Exactly reproduce the entries, dropping any pictures from your copy.

(Items from a dataset)
┌──

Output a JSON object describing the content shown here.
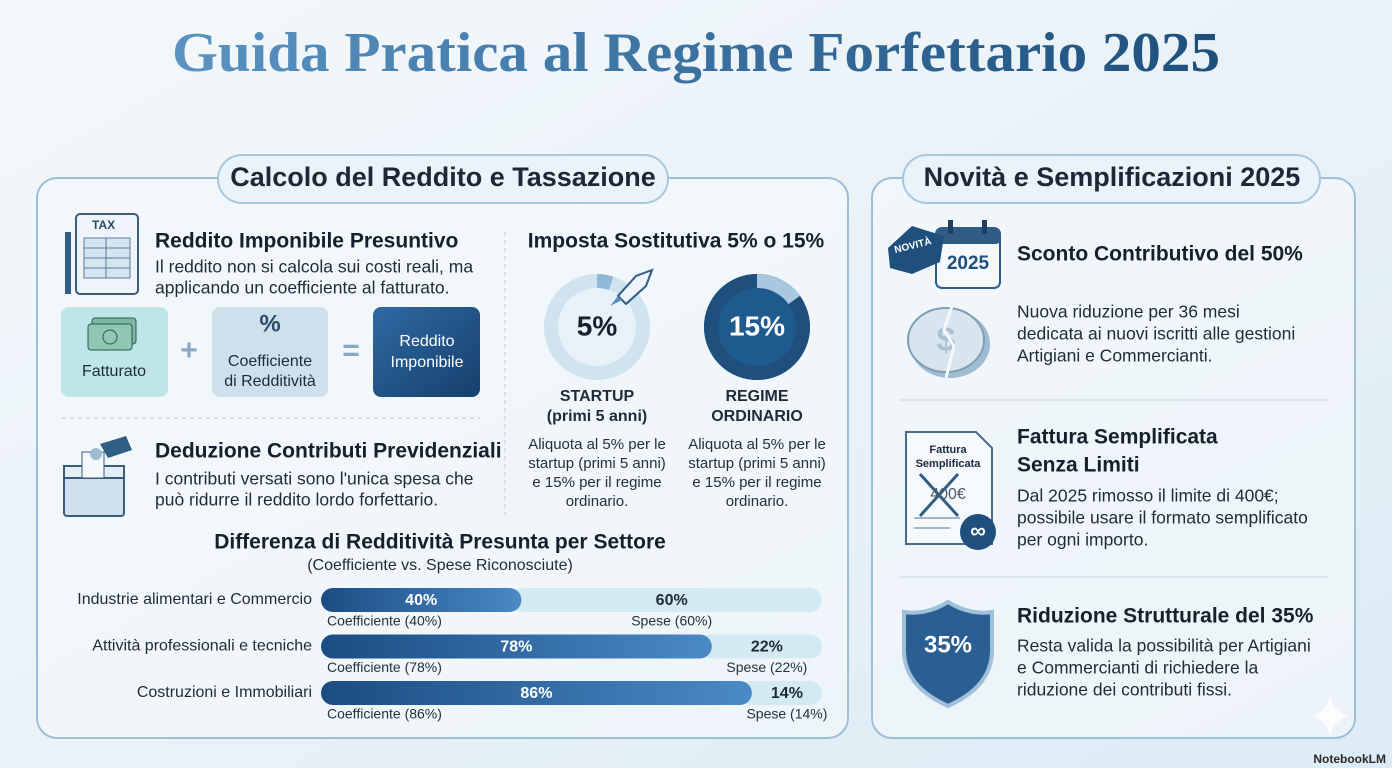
{
  "title": "Guida Pratica al Regime Forfettario 2025",
  "left_panel": {
    "header": "Calcolo del Reddito e Tassazione",
    "reddito": {
      "icon_label": "TAX",
      "heading": "Reddito Imponibile Presuntivo",
      "lines": [
        "Il reddito non si calcola sui costi reali, ma",
        "applicando un coefficiente al fatturato."
      ]
    },
    "formula": {
      "first": [
        "Fatturato"
      ],
      "plus": "+",
      "second": [
        "Coefficiente",
        "di Redditività"
      ],
      "equals": "=",
      "result": [
        "Reddito",
        "Imponibile"
      ]
    },
    "deduzione": {
      "heading": "Deduzione Contributi Previdenziali",
      "lines": [
        "I contributi versati sono l'unica spesa che",
        "può ridurre il reddito lordo forfettario."
      ]
    },
    "imposta": {
      "heading": "Imposta Sostitutiva 5% o 15%",
      "rates": [
        {
          "value": 5,
          "label": "5%",
          "name_lines": [
            "STARTUP",
            "(primi 5 anni)"
          ],
          "desc_lines": [
            "Aliquota al 5% per le",
            "startup (primi 5 anni)",
            "e 15% per il regime",
            "ordinario."
          ]
        },
        {
          "value": 15,
          "label": "15%",
          "name_lines": [
            "REGIME",
            "ORDINARIO"
          ],
          "desc_lines": [
            "Aliquota al 5% per le",
            "startup (primi 5 anni)",
            "e 15% per il regime",
            "ordinario."
          ]
        }
      ]
    },
    "sector_chart": {
      "title": "Differenza di Redditività Presunta per Settore",
      "subtitle": "(Coefficiente vs. Spese Riconosciute)",
      "categories": [
        "Industrie alimentari e Commercio",
        "Attività professionali e tecniche",
        "Costruzioni e Immobiliari"
      ],
      "series": [
        {
          "color": "#2a66a3",
          "values": [
            40,
            78,
            86
          ],
          "value_labels": [
            "40%",
            "78%",
            "86%"
          ],
          "captions": [
            "Coefficiente (40%)",
            "Coefficiente (78%)",
            "Coefficiente (86%)"
          ]
        },
        {
          "color": "#d3eaf2",
          "values": [
            60,
            22,
            14
          ],
          "value_labels": [
            "60%",
            "22%",
            "14%"
          ],
          "captions": [
            "Spese (60%)",
            "Spese (22%)",
            "Spese (14%)"
          ]
        }
      ]
    }
  },
  "right_panel": {
    "header": "Novità e Semplificazioni 2025",
    "items": [
      {
        "icon_texts": [
          "NOVITÀ",
          "2025"
        ],
        "heading": [
          "Sconto Contributivo del 50%"
        ],
        "lines": [
          "Nuova riduzione per 36 mesi",
          "dedicata ai nuovi iscritti alle gestioni",
          "Artigiani e Commercianti."
        ]
      },
      {
        "icon_texts": [
          "Fattura",
          "Semplificata",
          "400€"
        ],
        "heading": [
          "Fattura Semplificata",
          "Senza Limiti"
        ],
        "lines": [
          "Dal 2025 rimosso il limite di 400€;",
          "possibile usare il formato semplificato",
          "per ogni importo."
        ]
      },
      {
        "icon_texts": [
          "35%"
        ],
        "heading": [
          "Riduzione Strutturale del 35%"
        ],
        "lines": [
          "Resta valida la possibilità per Artigiani",
          "e Commercianti di richiedere la",
          "riduzione dei contributi fissi."
        ]
      }
    ]
  },
  "footer": "NotebookLM"
}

└──

▶ _Reply_:
Output a JSON object describing the content shown here.
{
  "title": "Guida Pratica al Regime Forfettario 2025",
  "left_panel": {
    "header": "Calcolo del Reddito e Tassazione",
    "reddito": {
      "icon_label": "TAX",
      "heading": "Reddito Imponibile Presuntivo",
      "lines": [
        "Il reddito non si calcola sui costi reali, ma",
        "applicando un coefficiente al fatturato."
      ]
    },
    "formula": {
      "first": [
        "Fatturato"
      ],
      "plus": "+",
      "second": [
        "Coefficiente",
        "di Redditività"
      ],
      "equals": "=",
      "result": [
        "Reddito",
        "Imponibile"
      ]
    },
    "deduzione": {
      "heading": "Deduzione Contributi Previdenziali",
      "lines": [
        "I contributi versati sono l'unica spesa che",
        "può ridurre il reddito lordo forfettario."
      ]
    },
    "imposta": {
      "heading": "Imposta Sostitutiva 5% o 15%",
      "rates": [
        {
          "value": 5,
          "label": "5%",
          "name_lines": [
            "STARTUP",
            "(primi 5 anni)"
          ],
          "desc_lines": [
            "Aliquota al 5% per le",
            "startup (primi 5 anni)",
            "e 15% per il regime",
            "ordinario."
          ]
        },
        {
          "value": 15,
          "label": "15%",
          "name_lines": [
            "REGIME",
            "ORDINARIO"
          ],
          "desc_lines": [
            "Aliquota al 5% per le",
            "startup (primi 5 anni)",
            "e 15% per il regime",
            "ordinario."
          ]
        }
      ]
    },
    "sector_chart": {
      "title": "Differenza di Redditività Presunta per Settore",
      "subtitle": "(Coefficiente vs. Spese Riconosciute)",
      "categories": [
        "Industrie alimentari e Commercio",
        "Attività professionali e tecniche",
        "Costruzioni e Immobiliari"
      ],
      "series": [
        {
          "color": "#2a66a3",
          "values": [
            40,
            78,
            86
          ],
          "value_labels": [
            "40%",
            "78%",
            "86%"
          ],
          "captions": [
            "Coefficiente (40%)",
            "Coefficiente (78%)",
            "Coefficiente (86%)"
          ]
        },
        {
          "color": "#d3eaf2",
          "values": [
            60,
            22,
            14
          ],
          "value_labels": [
            "60%",
            "22%",
            "14%"
          ],
          "captions": [
            "Spese (60%)",
            "Spese (22%)",
            "Spese (14%)"
          ]
        }
      ]
    }
  },
  "right_panel": {
    "header": "Novità e Semplificazioni 2025",
    "items": [
      {
        "icon_texts": [
          "NOVITÀ",
          "2025"
        ],
        "heading": [
          "Sconto Contributivo del 50%"
        ],
        "lines": [
          "Nuova riduzione per 36 mesi",
          "dedicata ai nuovi iscritti alle gestioni",
          "Artigiani e Commercianti."
        ]
      },
      {
        "icon_texts": [
          "Fattura",
          "Semplificata",
          "400€"
        ],
        "heading": [
          "Fattura Semplificata",
          "Senza Limiti"
        ],
        "lines": [
          "Dal 2025 rimosso il limite di 400€;",
          "possibile usare il formato semplificato",
          "per ogni importo."
        ]
      },
      {
        "icon_texts": [
          "35%"
        ],
        "heading": [
          "Riduzione Strutturale del 35%"
        ],
        "lines": [
          "Resta valida la possibilità per Artigiani",
          "e Commercianti di richiedere la",
          "riduzione dei contributi fissi."
        ]
      }
    ]
  },
  "footer": "NotebookLM"
}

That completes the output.